• [What is required] Note how many lines hold the string "Lazy" and give that number without any other words.

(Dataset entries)
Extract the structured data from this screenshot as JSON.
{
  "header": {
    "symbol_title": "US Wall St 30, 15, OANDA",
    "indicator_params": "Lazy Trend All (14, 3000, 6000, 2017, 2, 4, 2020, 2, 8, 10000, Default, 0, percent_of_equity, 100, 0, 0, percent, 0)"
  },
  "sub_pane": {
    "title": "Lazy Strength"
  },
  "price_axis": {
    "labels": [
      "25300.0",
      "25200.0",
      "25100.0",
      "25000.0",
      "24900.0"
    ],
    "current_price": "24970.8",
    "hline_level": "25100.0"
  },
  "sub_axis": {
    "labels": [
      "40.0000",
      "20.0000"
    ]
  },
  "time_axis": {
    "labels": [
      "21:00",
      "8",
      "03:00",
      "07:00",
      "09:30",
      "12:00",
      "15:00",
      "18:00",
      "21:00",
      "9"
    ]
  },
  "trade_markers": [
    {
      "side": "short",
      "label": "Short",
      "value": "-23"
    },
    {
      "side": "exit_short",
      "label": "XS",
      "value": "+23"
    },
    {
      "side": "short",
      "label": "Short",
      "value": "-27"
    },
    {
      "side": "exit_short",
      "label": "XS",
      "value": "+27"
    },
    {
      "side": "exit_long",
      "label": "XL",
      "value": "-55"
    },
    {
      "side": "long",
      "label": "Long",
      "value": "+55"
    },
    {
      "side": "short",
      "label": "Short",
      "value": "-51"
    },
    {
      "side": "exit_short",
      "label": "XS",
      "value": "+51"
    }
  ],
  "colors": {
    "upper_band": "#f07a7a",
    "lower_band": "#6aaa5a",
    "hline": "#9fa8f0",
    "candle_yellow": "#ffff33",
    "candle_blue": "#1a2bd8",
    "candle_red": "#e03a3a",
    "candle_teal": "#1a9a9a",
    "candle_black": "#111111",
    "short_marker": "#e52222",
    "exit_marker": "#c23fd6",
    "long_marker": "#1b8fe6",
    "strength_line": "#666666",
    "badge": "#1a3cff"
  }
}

---

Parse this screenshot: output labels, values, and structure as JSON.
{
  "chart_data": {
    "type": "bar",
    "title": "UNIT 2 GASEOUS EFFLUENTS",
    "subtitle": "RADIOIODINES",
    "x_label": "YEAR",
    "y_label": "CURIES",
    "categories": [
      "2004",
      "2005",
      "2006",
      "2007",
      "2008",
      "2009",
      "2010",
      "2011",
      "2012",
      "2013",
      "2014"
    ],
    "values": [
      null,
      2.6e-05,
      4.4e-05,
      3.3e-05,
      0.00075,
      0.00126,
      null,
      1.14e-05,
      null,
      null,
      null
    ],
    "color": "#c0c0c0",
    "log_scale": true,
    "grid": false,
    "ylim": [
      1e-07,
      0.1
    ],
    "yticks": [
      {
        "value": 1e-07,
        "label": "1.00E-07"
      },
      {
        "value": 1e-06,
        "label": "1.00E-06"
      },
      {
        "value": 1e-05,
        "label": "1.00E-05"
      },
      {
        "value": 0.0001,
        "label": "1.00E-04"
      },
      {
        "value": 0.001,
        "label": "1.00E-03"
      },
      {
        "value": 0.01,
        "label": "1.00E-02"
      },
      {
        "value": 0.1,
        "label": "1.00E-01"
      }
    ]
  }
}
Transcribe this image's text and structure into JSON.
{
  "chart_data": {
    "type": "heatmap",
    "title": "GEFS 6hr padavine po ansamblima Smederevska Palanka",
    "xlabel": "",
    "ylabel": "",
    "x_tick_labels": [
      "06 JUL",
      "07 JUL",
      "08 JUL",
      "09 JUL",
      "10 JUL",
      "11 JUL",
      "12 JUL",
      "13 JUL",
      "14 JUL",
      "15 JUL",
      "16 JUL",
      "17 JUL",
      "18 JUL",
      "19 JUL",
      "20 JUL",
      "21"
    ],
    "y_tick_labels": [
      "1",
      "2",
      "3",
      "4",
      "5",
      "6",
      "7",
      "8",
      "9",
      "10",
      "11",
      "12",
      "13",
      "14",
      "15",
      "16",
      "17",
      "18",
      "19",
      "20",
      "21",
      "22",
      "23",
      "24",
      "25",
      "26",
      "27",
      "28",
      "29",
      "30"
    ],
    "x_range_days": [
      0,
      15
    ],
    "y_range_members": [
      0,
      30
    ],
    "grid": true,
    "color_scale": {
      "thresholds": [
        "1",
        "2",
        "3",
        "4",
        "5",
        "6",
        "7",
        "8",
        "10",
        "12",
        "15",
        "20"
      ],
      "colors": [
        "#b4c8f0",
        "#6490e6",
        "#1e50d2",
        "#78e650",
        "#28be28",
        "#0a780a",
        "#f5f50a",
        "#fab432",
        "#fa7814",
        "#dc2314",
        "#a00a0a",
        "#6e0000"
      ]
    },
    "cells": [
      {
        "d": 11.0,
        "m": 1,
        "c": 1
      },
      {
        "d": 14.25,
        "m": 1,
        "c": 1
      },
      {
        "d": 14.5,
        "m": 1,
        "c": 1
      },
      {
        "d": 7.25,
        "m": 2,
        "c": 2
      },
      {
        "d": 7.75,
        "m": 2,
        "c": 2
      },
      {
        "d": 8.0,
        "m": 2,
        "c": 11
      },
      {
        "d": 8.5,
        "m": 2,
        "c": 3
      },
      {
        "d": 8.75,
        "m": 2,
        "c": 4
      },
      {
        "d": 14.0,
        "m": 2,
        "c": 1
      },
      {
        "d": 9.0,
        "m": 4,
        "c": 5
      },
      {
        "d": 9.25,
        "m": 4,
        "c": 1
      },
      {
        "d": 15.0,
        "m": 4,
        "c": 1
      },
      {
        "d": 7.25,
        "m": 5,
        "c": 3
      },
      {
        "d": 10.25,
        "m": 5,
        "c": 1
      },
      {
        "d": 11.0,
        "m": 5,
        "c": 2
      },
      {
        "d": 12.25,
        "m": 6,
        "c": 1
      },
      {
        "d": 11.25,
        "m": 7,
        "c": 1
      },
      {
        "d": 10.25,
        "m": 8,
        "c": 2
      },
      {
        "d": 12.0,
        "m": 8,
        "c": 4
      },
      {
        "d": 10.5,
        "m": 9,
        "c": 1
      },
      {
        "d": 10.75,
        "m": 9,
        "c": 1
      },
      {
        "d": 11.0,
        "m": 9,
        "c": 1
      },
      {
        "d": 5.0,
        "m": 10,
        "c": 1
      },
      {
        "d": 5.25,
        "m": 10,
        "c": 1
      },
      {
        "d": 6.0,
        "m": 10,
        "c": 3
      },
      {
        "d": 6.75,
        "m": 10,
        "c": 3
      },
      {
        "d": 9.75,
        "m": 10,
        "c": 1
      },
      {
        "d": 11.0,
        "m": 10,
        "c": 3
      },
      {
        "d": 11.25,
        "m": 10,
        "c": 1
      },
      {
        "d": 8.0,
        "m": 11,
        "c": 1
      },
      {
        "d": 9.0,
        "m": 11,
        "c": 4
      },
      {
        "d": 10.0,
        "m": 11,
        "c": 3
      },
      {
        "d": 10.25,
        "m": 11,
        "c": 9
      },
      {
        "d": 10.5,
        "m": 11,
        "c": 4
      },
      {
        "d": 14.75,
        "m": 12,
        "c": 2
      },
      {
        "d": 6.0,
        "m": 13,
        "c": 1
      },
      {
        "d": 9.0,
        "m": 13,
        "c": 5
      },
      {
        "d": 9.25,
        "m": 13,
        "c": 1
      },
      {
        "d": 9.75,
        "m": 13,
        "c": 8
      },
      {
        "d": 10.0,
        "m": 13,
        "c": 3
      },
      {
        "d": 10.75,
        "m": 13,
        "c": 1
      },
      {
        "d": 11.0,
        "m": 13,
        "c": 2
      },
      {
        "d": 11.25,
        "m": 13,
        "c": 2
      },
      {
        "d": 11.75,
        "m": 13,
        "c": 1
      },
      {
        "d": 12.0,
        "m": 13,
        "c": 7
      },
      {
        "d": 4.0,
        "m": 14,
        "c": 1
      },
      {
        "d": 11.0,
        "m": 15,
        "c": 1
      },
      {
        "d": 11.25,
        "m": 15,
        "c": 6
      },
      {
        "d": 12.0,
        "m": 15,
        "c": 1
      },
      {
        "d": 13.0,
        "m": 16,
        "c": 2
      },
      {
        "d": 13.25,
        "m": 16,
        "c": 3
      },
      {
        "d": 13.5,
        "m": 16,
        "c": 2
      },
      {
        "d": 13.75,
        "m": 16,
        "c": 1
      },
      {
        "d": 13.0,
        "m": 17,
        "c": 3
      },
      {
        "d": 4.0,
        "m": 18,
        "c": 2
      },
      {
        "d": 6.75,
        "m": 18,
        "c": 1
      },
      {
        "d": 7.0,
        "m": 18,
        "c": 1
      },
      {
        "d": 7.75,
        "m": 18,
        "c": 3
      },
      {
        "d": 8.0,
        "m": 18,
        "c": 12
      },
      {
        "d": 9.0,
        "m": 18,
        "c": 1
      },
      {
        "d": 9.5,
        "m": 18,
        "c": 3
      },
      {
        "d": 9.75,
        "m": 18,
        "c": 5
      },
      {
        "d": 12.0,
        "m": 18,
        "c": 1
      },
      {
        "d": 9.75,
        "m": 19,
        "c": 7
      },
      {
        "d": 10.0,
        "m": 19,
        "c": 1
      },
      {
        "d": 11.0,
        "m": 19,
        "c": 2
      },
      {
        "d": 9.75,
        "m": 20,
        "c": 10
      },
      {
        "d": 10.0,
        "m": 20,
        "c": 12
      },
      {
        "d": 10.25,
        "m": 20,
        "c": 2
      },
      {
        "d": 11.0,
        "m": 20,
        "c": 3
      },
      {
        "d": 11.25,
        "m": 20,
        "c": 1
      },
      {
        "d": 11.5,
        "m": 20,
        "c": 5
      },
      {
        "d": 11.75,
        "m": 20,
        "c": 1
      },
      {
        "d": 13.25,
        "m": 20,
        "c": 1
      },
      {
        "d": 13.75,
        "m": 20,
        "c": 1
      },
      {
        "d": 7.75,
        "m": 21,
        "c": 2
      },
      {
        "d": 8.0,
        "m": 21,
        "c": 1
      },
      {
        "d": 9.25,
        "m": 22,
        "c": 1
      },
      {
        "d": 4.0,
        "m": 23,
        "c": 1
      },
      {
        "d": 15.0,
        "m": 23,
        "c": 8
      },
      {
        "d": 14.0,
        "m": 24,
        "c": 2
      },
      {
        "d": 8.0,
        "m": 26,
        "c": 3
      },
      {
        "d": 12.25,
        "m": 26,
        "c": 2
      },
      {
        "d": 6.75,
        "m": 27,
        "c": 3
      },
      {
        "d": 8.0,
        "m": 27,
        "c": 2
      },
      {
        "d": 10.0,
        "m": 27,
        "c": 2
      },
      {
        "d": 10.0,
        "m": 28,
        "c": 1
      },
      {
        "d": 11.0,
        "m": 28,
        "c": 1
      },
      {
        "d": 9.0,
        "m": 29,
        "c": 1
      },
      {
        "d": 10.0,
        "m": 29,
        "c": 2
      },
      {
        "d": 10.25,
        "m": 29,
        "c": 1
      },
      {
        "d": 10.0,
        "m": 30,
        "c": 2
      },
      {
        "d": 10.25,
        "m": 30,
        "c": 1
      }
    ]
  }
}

• [Answer for the task] 2